Task instructions
Keep the images out and copy every entry below exactly.

Stored entries
++++

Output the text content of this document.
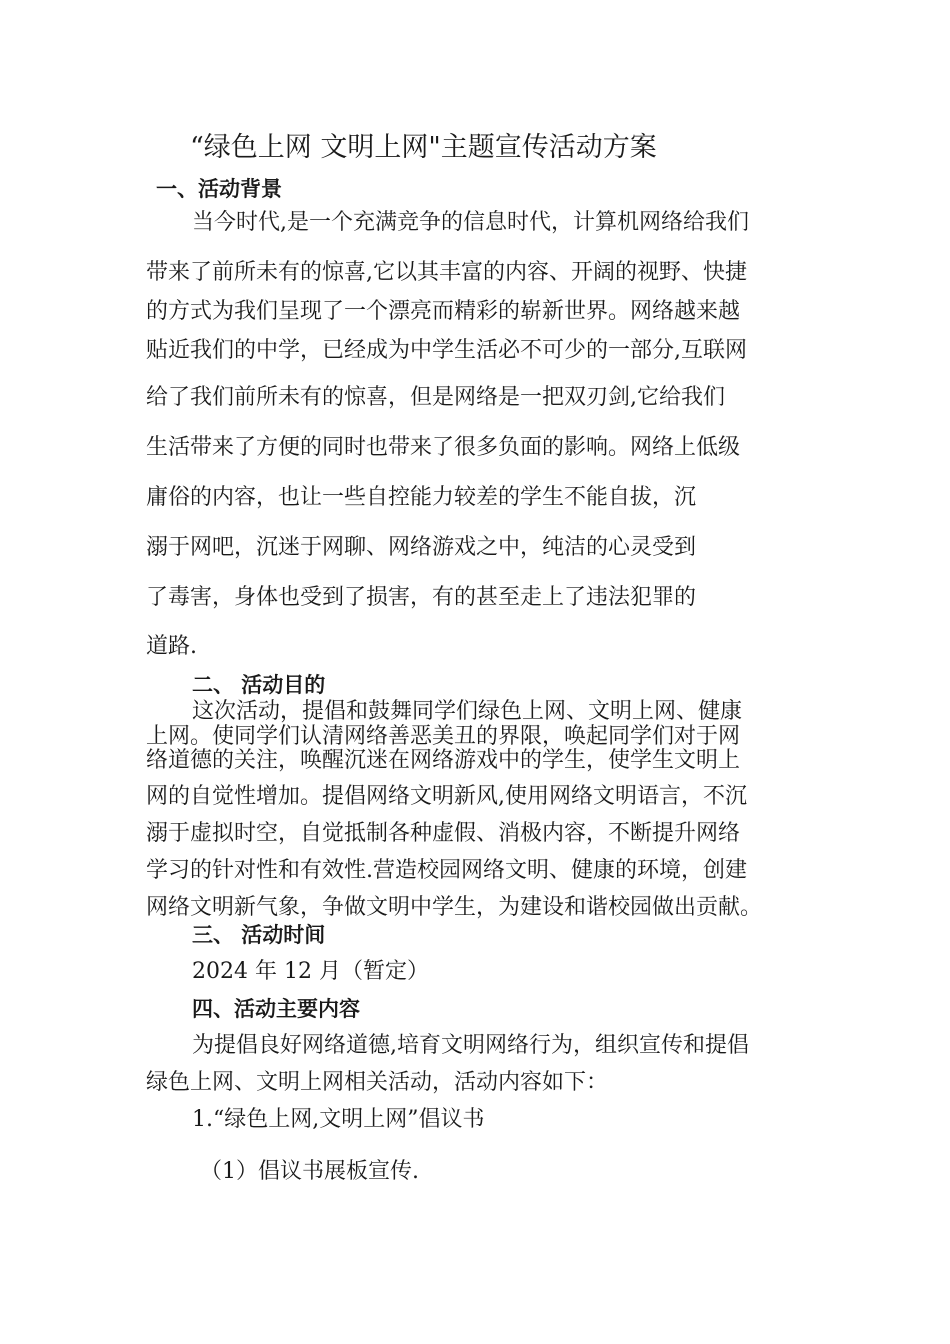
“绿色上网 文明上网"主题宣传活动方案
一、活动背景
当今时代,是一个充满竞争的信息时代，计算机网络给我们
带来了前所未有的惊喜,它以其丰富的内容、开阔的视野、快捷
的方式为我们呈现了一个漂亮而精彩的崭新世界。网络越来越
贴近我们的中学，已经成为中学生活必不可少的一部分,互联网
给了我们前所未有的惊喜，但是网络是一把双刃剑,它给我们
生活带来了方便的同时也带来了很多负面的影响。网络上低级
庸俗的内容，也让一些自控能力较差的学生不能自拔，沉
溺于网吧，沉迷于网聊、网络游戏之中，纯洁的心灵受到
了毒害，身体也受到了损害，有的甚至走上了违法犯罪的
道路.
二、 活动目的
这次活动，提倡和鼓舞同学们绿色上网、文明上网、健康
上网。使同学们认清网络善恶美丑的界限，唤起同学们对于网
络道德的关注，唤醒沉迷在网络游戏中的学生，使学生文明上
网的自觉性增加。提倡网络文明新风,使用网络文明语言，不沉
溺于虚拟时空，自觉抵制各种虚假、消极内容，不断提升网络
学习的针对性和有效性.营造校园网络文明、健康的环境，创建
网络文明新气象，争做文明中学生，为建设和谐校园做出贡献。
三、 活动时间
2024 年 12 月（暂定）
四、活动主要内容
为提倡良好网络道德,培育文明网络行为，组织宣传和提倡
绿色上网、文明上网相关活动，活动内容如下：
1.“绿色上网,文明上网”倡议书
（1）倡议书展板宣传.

++++

Solution to the exercise
Output the text content of this document.
“绿色上网 文明上网"主题宣传活动方案
一、活动背景
当今时代,是一个充满竞争的信息时代，计算机网络给我们
带来了前所未有的惊喜,它以其丰富的内容、开阔的视野、快捷
的方式为我们呈现了一个漂亮而精彩的崭新世界。网络越来越
贴近我们的中学，已经成为中学生活必不可少的一部分,互联网
给了我们前所未有的惊喜，但是网络是一把双刃剑,它给我们
生活带来了方便的同时也带来了很多负面的影响。网络上低级
庸俗的内容，也让一些自控能力较差的学生不能自拔，沉
溺于网吧，沉迷于网聊、网络游戏之中，纯洁的心灵受到
了毒害，身体也受到了损害，有的甚至走上了违法犯罪的
道路.
二、 活动目的
这次活动，提倡和鼓舞同学们绿色上网、文明上网、健康
上网。使同学们认清网络善恶美丑的界限，唤起同学们对于网
络道德的关注，唤醒沉迷在网络游戏中的学生，使学生文明上
网的自觉性增加。提倡网络文明新风,使用网络文明语言，不沉
溺于虚拟时空，自觉抵制各种虚假、消极内容，不断提升网络
学习的针对性和有效性.营造校园网络文明、健康的环境，创建
网络文明新气象，争做文明中学生，为建设和谐校园做出贡献。
三、 活动时间
2024 年 12 月（暂定）
四、活动主要内容
为提倡良好网络道德,培育文明网络行为，组织宣传和提倡
绿色上网、文明上网相关活动，活动内容如下：
1.“绿色上网,文明上网”倡议书
（1）倡议书展板宣传.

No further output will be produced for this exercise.